> _Problem to solve_
Pull every "Wood" line out of the data below.

> _Dataset entries_
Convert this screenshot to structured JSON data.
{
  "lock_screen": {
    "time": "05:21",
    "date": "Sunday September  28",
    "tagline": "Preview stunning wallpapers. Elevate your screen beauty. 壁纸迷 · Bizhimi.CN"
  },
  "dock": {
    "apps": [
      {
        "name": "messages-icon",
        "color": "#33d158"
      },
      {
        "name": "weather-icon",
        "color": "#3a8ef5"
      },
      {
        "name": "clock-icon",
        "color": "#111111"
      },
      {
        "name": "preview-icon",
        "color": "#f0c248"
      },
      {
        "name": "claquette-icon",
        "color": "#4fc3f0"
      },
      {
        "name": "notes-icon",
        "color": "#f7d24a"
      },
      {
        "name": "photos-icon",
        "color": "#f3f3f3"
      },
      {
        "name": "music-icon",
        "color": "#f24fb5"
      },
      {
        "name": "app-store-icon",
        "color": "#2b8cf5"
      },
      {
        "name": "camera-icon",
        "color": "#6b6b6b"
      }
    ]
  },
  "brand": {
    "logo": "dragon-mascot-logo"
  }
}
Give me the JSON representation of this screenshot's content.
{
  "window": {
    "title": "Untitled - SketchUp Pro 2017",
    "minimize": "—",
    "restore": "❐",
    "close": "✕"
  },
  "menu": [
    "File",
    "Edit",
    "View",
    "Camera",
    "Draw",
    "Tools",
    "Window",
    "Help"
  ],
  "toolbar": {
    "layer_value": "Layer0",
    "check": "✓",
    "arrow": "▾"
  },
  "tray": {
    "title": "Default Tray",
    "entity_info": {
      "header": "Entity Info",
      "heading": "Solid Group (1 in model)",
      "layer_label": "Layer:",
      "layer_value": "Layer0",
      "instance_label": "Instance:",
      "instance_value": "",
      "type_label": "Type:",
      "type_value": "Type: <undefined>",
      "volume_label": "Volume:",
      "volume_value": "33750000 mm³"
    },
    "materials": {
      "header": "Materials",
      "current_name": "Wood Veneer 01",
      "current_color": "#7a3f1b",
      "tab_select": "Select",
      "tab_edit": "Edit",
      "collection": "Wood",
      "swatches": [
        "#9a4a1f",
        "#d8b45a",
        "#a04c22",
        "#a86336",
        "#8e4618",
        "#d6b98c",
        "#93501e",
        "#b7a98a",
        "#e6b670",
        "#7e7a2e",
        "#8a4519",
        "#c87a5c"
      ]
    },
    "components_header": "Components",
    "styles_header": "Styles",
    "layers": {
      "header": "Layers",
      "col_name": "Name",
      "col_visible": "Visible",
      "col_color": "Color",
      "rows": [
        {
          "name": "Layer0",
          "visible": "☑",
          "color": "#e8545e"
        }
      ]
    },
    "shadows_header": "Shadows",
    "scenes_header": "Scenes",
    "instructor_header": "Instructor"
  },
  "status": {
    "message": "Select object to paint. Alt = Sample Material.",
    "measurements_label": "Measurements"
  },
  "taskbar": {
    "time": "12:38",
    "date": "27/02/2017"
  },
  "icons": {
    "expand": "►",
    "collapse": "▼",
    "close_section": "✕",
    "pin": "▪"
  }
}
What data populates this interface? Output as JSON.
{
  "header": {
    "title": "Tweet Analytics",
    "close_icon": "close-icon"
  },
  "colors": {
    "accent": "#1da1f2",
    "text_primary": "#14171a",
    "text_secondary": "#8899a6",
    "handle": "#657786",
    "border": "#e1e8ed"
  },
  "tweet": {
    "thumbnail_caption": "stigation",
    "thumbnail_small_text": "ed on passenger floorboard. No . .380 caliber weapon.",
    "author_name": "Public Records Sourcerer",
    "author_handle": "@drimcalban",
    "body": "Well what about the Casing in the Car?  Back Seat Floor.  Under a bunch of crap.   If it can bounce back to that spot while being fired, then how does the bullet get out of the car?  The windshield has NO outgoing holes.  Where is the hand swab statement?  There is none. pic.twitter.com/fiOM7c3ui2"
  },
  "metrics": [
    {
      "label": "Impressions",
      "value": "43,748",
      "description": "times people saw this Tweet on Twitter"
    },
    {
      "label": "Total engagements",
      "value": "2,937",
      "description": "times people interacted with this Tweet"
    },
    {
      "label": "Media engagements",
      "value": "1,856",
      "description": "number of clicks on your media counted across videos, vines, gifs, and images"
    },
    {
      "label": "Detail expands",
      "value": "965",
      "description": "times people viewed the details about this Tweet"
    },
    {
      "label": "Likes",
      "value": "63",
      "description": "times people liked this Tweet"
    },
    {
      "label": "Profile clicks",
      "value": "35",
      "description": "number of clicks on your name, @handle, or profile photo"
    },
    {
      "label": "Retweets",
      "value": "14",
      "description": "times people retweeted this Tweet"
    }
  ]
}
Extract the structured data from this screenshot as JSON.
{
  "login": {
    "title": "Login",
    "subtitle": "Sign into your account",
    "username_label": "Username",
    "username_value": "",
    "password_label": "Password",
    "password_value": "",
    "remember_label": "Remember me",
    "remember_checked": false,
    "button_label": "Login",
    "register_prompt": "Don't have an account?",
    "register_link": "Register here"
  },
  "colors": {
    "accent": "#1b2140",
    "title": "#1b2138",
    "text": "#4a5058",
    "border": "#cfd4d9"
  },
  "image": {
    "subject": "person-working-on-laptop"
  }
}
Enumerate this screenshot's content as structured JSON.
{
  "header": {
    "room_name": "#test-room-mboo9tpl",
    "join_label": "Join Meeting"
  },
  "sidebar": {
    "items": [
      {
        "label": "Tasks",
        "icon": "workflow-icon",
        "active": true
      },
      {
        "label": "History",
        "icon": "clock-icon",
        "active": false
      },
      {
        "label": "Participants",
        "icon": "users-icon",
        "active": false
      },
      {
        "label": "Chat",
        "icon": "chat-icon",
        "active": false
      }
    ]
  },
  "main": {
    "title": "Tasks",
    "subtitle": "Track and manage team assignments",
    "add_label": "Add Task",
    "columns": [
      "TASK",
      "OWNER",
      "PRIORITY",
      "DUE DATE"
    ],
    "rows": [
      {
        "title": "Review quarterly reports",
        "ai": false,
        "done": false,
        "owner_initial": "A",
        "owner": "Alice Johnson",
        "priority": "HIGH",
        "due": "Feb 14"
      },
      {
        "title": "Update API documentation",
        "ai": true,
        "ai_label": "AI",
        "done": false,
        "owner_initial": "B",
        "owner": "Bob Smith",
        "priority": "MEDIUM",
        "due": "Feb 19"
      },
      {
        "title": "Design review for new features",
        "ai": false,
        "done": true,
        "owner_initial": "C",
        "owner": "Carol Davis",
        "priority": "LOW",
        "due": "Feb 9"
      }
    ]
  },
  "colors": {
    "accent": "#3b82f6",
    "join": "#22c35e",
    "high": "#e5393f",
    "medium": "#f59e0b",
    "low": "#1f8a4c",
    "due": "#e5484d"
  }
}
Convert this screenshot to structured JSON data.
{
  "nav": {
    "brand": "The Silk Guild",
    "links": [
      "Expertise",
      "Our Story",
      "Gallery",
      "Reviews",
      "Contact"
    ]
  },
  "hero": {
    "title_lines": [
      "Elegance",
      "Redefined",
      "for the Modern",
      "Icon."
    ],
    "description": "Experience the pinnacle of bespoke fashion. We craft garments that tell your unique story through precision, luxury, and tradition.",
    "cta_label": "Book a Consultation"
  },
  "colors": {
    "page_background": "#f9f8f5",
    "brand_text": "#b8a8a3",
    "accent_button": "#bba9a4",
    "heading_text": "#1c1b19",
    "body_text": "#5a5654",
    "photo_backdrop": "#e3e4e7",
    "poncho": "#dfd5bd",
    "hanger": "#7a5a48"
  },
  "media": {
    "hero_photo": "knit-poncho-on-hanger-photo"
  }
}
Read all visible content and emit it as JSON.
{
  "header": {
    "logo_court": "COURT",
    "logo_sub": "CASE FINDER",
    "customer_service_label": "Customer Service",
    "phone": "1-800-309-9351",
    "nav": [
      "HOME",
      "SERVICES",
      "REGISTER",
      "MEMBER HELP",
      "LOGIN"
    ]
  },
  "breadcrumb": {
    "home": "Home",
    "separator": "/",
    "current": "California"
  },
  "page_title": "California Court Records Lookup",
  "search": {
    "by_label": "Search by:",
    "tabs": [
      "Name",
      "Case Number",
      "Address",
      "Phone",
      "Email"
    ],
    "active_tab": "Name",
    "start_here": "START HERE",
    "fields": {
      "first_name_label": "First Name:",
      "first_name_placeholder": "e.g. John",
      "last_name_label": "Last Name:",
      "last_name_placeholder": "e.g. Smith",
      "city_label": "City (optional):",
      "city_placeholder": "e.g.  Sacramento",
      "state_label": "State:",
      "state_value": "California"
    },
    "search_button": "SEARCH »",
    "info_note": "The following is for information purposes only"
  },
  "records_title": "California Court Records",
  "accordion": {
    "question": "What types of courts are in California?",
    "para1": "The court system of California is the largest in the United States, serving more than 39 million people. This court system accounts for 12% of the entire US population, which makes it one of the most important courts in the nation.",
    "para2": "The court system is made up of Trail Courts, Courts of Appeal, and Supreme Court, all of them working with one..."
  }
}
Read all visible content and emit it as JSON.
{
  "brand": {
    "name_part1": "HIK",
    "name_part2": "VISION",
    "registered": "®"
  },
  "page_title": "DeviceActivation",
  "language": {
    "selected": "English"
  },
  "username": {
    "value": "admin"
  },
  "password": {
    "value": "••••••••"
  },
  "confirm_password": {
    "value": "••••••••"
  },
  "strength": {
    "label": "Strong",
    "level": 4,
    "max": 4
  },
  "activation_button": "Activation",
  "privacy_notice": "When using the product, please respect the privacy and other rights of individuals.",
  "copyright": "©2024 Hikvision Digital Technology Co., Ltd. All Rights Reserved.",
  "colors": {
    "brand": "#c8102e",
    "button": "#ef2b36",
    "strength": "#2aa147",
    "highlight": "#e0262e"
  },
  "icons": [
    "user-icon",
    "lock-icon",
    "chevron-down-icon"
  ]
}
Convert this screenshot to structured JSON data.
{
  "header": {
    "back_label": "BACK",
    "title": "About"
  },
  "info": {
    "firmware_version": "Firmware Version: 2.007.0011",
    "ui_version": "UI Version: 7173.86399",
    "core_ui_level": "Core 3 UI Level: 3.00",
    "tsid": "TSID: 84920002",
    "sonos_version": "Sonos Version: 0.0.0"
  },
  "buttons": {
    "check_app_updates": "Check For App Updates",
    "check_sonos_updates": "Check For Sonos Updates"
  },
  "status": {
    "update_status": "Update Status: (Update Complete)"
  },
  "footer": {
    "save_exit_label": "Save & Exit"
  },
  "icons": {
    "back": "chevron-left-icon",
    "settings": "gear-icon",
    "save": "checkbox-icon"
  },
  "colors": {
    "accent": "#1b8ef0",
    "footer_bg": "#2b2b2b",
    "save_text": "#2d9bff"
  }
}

> _Exercise response_
      "current_name": "Wood Veneer 01",
      "collection": "Wood",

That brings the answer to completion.